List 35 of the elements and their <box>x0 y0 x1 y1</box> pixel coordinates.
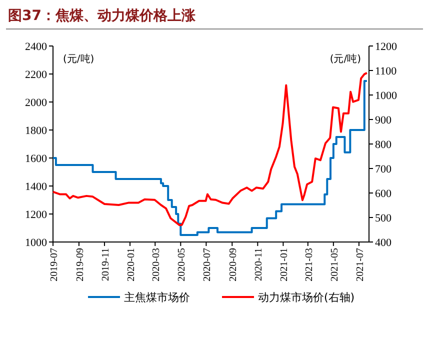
x-tick-label: 2020-01 <box>126 248 138 282</box>
y-tick-label: 1000 <box>25 237 48 249</box>
x-tick-label: 2019-11 <box>100 248 112 281</box>
y2-axis-title: (元/吨) <box>330 53 362 65</box>
x-tick-label: 2019-07 <box>49 248 60 282</box>
y2-tick-label: 900 <box>375 114 392 126</box>
y2-tick-label: 1100 <box>375 66 398 78</box>
x-tick-label: 2020-09 <box>228 248 240 282</box>
y-tick-label: 1600 <box>25 153 48 165</box>
chart-title: 图37：焦煤、动力煤价格上涨 <box>8 8 196 24</box>
x-tick-label: 2020-03 <box>151 248 162 282</box>
x-tick-label: 2021-03 <box>304 248 315 282</box>
x-tick-label: 2020-11 <box>254 248 265 281</box>
y-tick-label: 2000 <box>25 97 48 109</box>
y-tick-label: 1200 <box>25 209 48 221</box>
y2-tick-label: 1200 <box>375 41 398 53</box>
y2-tick-label: 500 <box>375 212 392 224</box>
y-axis-title: (元/吨) <box>63 53 94 65</box>
x-tick-label: 2021-07 <box>354 248 366 282</box>
x-tick-label: 2020-07 <box>202 248 214 282</box>
y2-tick-label: 600 <box>375 188 392 200</box>
y2-tick-label: 700 <box>375 164 392 176</box>
y-tick-label: 1400 <box>25 181 48 193</box>
legend-label: 动力煤市场价(右轴) <box>258 291 355 304</box>
y-tick-label: 1800 <box>25 125 48 137</box>
y2-tick-label: 800 <box>375 139 392 151</box>
x-tick-label: 2020-05 <box>176 248 188 282</box>
y2-tick-label: 1000 <box>375 90 398 102</box>
y-tick-label: 2400 <box>25 41 48 53</box>
y2-tick-label: 400 <box>375 237 392 249</box>
y-tick-label: 2200 <box>25 69 48 81</box>
legend-label: 主焦煤市场价 <box>124 291 190 304</box>
x-tick-label: 2019-09 <box>74 248 86 282</box>
x-tick-label: 2021-01 <box>279 248 290 282</box>
x-tick-label: 2021-05 <box>329 248 340 282</box>
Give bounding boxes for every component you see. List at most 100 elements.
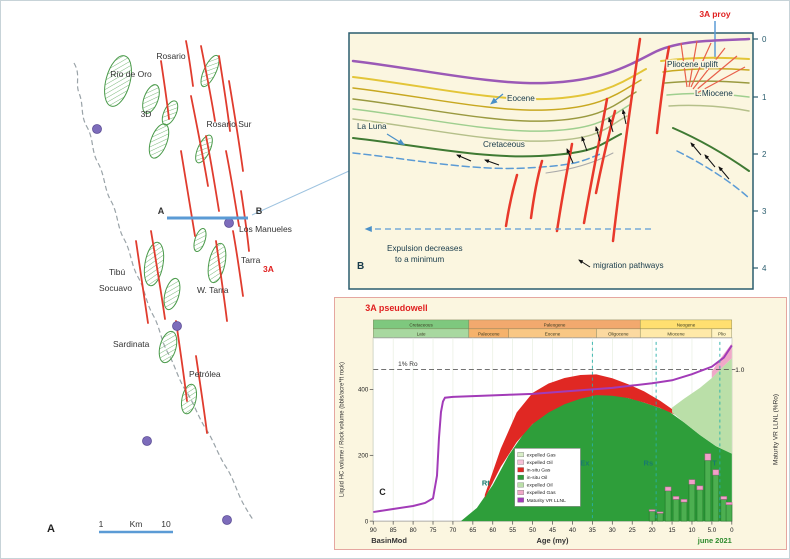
section-faults: [504, 37, 671, 243]
scale-max: 10: [161, 519, 171, 529]
svg-text:expelled Gas: expelled Gas: [527, 452, 557, 458]
svg-text:Plio: Plio: [718, 331, 726, 336]
svg-text:85: 85: [390, 527, 397, 534]
svg-text:Maturity VR LLNL: Maturity VR LLNL: [527, 498, 566, 504]
svg-text:60: 60: [489, 527, 496, 534]
tibu-label: Tibú: [109, 267, 125, 277]
right-axis-tick: 1.0: [735, 367, 744, 374]
svg-text:expelled Oil: expelled Oil: [527, 460, 553, 466]
y-axis-right-title: Maturity VR LLNL (%Ro): [773, 394, 780, 465]
horizon-lines: [351, 37, 751, 199]
depth-tick-2: 2: [762, 150, 767, 159]
svg-text:45: 45: [549, 527, 556, 534]
svg-text:in-situ Oil: in-situ Oil: [527, 475, 548, 481]
svg-text:Cretaceous: Cretaceous: [409, 322, 433, 327]
chart-plot: Cretaceous Paleogene Neogene Late Paleocene E…: [358, 319, 736, 534]
w-tarra-label: W. Tarra: [197, 285, 229, 295]
l-miocene-label: L.Miocene: [695, 89, 733, 98]
svg-text:200: 200: [358, 452, 369, 459]
tarra-label: Tarra: [241, 255, 261, 265]
svg-text:in-situ Gas: in-situ Gas: [527, 468, 551, 474]
svg-text:0: 0: [365, 518, 369, 525]
svg-text:80: 80: [410, 527, 417, 534]
la-luna-label: La Luna: [357, 122, 387, 131]
svg-text:Rt: Rt: [482, 478, 490, 487]
svg-text:30: 30: [609, 527, 616, 534]
well-3a-label: 3A: [263, 264, 274, 274]
depth-tick-3: 3: [762, 207, 767, 216]
svg-text:T: T: [712, 458, 717, 467]
petrolea-label: Petrólea: [189, 369, 221, 379]
pseudowell-title: 3A pseudowell: [365, 303, 427, 313]
oil-field-ellipses: [104, 54, 227, 415]
svg-text:Ex: Ex: [580, 458, 590, 467]
pliocene-uplift-fan: [680, 40, 746, 94]
cross-section: 3A proy: [348, 9, 767, 290]
depth-axis: [753, 38, 758, 269]
date-stamp: june 2021: [697, 536, 732, 545]
migration-arrows: [456, 109, 730, 268]
scale-unit: Km: [130, 519, 143, 529]
svg-text:15: 15: [669, 527, 676, 534]
rosario-label: Rosario: [156, 51, 186, 61]
expulsion-label-line2: to a minimum: [395, 255, 444, 264]
depth-tick-0: 0: [762, 35, 767, 44]
sardinata-label: Sardinata: [113, 339, 150, 349]
svg-text:50: 50: [529, 527, 536, 534]
depth-tick-4: 4: [762, 264, 767, 273]
svg-text:Eocene: Eocene: [545, 331, 561, 336]
svg-text:Late: Late: [417, 331, 426, 336]
panel-a-label: A: [47, 523, 55, 535]
ro-annotation: 1% Ro: [398, 361, 418, 368]
svg-text:40: 40: [569, 527, 576, 534]
svg-text:70: 70: [449, 527, 456, 534]
eocene-label: Eocene: [507, 94, 535, 103]
pseudowell-chart: Cretaceous Paleogene Neogene Late Paleocene E…: [339, 303, 780, 545]
svg-text:Rs: Rs: [644, 458, 654, 467]
svg-text:20: 20: [649, 527, 656, 534]
section-a-endpoint: A: [158, 206, 165, 216]
section-b-endpoint: B: [256, 206, 263, 216]
y-axis-left-title: Liquid HC volume / Rock volume (bbls/acr…: [339, 362, 345, 497]
svg-text:90: 90: [370, 527, 377, 534]
svg-text:65: 65: [469, 527, 476, 534]
expulsion-label-line1: Expulsion decreases: [387, 244, 463, 253]
svg-text:10: 10: [689, 527, 696, 534]
well-town-dots: [92, 124, 234, 525]
label-pointer-arrows: [386, 93, 504, 146]
panel-c-label: C: [379, 487, 386, 497]
scale-min: 1: [99, 519, 104, 529]
svg-text:expelled Gas: expelled Gas: [527, 490, 557, 496]
svg-text:5.0: 5.0: [708, 527, 717, 534]
socuavo-label: Socuavo: [99, 283, 132, 293]
panel-b-label: B: [357, 261, 364, 272]
depth-tick-1: 1: [762, 93, 767, 102]
svg-text:Miocene: Miocene: [667, 331, 685, 336]
svg-text:Oligocene: Oligocene: [608, 331, 629, 336]
scale-bar: 1 Km 10: [99, 519, 173, 534]
basinmod-brand: BasinMod: [371, 536, 407, 545]
svg-text:Paleocene: Paleocene: [478, 331, 500, 336]
cretaceous-label: Cretaceous: [483, 140, 525, 149]
three-d-label: 3D: [141, 109, 152, 119]
pliocene-uplift-label: Pliocene uplift: [667, 60, 719, 69]
rosario-sur-label: Rosario Sur: [207, 119, 252, 129]
svg-text:Neogene: Neogene: [677, 322, 696, 327]
rio-de-oro-label: Río de Oro: [110, 69, 152, 79]
svg-text:expelled Oil: expelled Oil: [527, 483, 553, 489]
map-to-section-connector: [251, 170, 350, 216]
migration-pathways-label: migration pathways: [593, 261, 664, 270]
los-manueles-label: Los Manueles: [239, 224, 292, 234]
svg-text:400: 400: [358, 387, 369, 394]
svg-text:35: 35: [589, 527, 596, 534]
svg-text:Paleogene: Paleogene: [544, 322, 566, 327]
pseudowell-panel: Cretaceous Paleogene Neogene Late Paleocene E…: [334, 297, 787, 550]
projected-well-label: 3A proy: [699, 9, 731, 19]
svg-text:0: 0: [730, 527, 734, 534]
x-axis-title: Age (my): [537, 536, 569, 545]
svg-text:25: 25: [629, 527, 636, 534]
svg-text:75: 75: [430, 527, 437, 534]
svg-text:55: 55: [509, 527, 516, 534]
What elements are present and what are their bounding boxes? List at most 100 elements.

============================================================

## Written exercise
Update the records starting at the line that contains "section-faults: [504, 37, 671, 243]" and ending at the line that contains "svg-text:0: 0: [365, 518, 369, 525]": replace "expelled" with "generated" and leave everything else unchanged.

## The response
section-faults: [504, 37, 671, 243]
scale-max: 10: [161, 519, 171, 529]
svg-text:generated Gas: generated Gas: [527, 452, 557, 458]
svg-text:Plio: Plio: [718, 331, 726, 336]
svg-text:85: 85: [390, 527, 397, 534]
svg-text:Maturity VR LLNL: Maturity VR LLNL: [527, 498, 566, 504]
svg-text:60: 60: [489, 527, 496, 534]
tibu-label: Tibú: [109, 267, 125, 277]
right-axis-tick: 1.0: [735, 367, 744, 374]
svg-text:generated Oil: generated Oil: [527, 460, 553, 466]
y-axis-right-title: Maturity VR LLNL (%Ro): [773, 394, 780, 465]
horizon-lines: [351, 37, 751, 199]
depth-tick-2: 2: [762, 150, 767, 159]
svg-text:45: 45: [549, 527, 556, 534]
svg-text:in-situ Oil: in-situ Oil: [527, 475, 548, 481]
svg-text:Cretaceous: Cretaceous: [409, 322, 433, 327]
chart-plot: Cretaceous Paleogene Neogene Late Paleocene E…: [358, 319, 736, 534]
w-tarra-label: W. Tarra: [197, 285, 229, 295]
l-miocene-label: L.Miocene: [695, 89, 733, 98]
svg-text:200: 200: [358, 452, 369, 459]
tarra-label: Tarra: [241, 255, 261, 265]
svg-text:in-situ Gas: in-situ Gas: [527, 468, 551, 474]
svg-text:0: 0: [365, 518, 369, 525]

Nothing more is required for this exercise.